** Opening EXERCISE TEXT block **

Posted by: rosyroadsadventures | April 13, 2012

Beam Oceana 800 Evaluation

N 16° 13.2′   W 61° 31.7

Pointe à Pitre, Guadeloupe

Back in January, Bob was asked by Ben Ellison at Panbo, the noted marine electronics blog, if he was interested in evaluating a Beam Oceana Satellite Phone for a dealer in Florida. We said sure, why not?

So we exchanged an email or two with John Minetola of Marine-Satphone.com and obtained the unit in February. We got it installed and operational in March just before we left Saint Martin, and have since been using it when needed. The phone service on the Beam Oceana is provided by Inmarsat, one of the premier satellite phone networks. We will use some demo airtime graciously provided for the evaluation and return the unit after 3 months.

The Mar Azul already has 2 portable satellite phones, one with Inmarsat service and one with GlobalStar Service. The Inmarsat service provides the peace of mind that we can make urgent calls whenever needed.  It is an important ditch bag item. The GlobalStar service has limited call windows, but provides a more cost-effective way to chat with folks back home with a flat monthly rate and unlimited minutes. Both of these phones must be used outdoors and some effort is required to orient the antennas to connect with the satellite. The Beam Oceana is a fixed installation at the lower helm station and uses an external antenna. The advantage is that it is much easier to use underway and can be used inside, out of the weather and noise.

US callers dialing an Inmarsat number are charged around 10 bucks a minute, and to avoid irritating our family and friends with an unexpectedly huge phone charge we don’t give out that satellite number. We can call the US at about 99 cents a minute. Not too bad for brief calls since it works from anywhere in the world.

** Closing EXERCISE TEXT block **
** Opening MATERIAL SUPPLIED block **

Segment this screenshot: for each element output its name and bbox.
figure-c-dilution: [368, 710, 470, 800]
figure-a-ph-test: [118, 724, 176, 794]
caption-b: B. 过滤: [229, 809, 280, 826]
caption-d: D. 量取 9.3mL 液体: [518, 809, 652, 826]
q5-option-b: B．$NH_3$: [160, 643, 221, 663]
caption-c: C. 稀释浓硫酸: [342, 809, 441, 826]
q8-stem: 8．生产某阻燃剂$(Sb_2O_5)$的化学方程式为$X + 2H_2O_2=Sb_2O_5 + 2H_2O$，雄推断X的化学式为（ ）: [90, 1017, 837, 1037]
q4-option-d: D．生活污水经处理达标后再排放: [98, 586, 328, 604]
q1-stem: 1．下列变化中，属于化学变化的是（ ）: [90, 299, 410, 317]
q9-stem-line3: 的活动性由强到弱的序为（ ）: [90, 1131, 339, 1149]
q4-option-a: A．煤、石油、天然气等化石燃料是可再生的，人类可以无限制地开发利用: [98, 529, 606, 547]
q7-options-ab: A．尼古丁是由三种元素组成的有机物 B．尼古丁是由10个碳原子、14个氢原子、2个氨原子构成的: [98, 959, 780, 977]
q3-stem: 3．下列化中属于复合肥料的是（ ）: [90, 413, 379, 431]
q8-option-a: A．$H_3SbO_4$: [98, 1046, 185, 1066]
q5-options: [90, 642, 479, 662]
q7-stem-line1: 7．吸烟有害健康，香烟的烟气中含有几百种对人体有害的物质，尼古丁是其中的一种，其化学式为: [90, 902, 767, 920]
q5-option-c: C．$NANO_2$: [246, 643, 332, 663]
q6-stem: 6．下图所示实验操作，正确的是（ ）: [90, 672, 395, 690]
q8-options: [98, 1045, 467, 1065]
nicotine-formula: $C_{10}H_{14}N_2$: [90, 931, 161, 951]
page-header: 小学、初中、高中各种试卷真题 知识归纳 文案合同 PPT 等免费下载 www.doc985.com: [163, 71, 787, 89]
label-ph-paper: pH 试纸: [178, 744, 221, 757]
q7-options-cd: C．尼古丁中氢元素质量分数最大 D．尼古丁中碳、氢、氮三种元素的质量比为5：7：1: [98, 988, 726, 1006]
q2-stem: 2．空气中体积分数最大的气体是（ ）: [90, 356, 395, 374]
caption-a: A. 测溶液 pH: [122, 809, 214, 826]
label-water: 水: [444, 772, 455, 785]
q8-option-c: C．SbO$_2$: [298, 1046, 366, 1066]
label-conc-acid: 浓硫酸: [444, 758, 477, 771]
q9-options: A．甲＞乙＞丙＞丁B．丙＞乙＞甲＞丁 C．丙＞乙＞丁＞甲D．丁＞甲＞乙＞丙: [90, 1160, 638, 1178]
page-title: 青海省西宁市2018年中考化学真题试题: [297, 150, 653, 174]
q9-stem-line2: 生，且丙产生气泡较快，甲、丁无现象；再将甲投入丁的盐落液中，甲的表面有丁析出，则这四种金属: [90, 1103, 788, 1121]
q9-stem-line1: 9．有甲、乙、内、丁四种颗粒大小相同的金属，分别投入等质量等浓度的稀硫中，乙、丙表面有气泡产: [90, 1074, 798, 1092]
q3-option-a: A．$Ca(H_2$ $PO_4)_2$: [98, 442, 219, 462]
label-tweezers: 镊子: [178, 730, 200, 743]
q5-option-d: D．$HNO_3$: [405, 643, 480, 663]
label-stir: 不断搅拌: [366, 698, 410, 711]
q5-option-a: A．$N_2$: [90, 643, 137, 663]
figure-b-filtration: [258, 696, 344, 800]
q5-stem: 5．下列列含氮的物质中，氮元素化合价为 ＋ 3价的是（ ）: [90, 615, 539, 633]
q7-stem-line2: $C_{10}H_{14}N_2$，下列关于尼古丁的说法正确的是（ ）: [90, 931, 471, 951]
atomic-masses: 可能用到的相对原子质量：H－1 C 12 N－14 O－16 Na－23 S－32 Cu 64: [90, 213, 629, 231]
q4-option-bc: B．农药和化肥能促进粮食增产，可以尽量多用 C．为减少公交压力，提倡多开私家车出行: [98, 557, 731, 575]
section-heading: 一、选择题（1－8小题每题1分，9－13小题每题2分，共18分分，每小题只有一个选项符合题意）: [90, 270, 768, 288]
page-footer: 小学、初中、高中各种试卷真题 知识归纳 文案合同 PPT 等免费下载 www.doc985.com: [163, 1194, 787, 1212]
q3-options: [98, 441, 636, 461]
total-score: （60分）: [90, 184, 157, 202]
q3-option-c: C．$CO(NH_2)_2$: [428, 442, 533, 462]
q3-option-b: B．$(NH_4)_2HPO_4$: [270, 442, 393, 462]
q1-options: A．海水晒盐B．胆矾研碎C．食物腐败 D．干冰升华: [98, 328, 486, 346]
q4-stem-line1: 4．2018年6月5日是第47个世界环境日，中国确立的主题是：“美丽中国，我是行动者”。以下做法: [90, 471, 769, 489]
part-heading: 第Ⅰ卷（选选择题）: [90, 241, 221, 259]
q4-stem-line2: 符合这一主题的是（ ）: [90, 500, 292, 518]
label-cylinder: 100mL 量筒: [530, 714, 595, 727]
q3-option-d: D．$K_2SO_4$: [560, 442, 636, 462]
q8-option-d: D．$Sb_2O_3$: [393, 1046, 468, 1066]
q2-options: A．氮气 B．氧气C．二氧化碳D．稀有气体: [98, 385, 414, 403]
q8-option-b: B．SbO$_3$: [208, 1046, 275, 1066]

** Closing MATERIAL SUPPLIED block **

→ **ACTIVITY**
Rewrite the satellite phone post from "Pointe à Pitre, Guadeloupe" through "after 3 months.", starting at the first and ending at the second, and replace "Florida" with "Georgia".

→ **RESPONSE**
Pointe à Pitre, Guadeloupe

Back in January, Bob was asked by Ben Ellison at Panbo, the noted marine electronics blog, if he was interested in evaluating a Beam Oceana Satellite Phone for a dealer in Georgia. We said sure, why not?

So we exchanged an email or two with John Minetola of Marine-Satphone.com and obtained the unit in February. We got it installed and operational in March just before we left Saint Martin, and have since been using it when needed. The phone service on the Beam Oceana is provided by Inmarsat, one of the premier satellite phone networks. We will use some demo airtime graciously provided for the evaluation and return the unit after 3 months.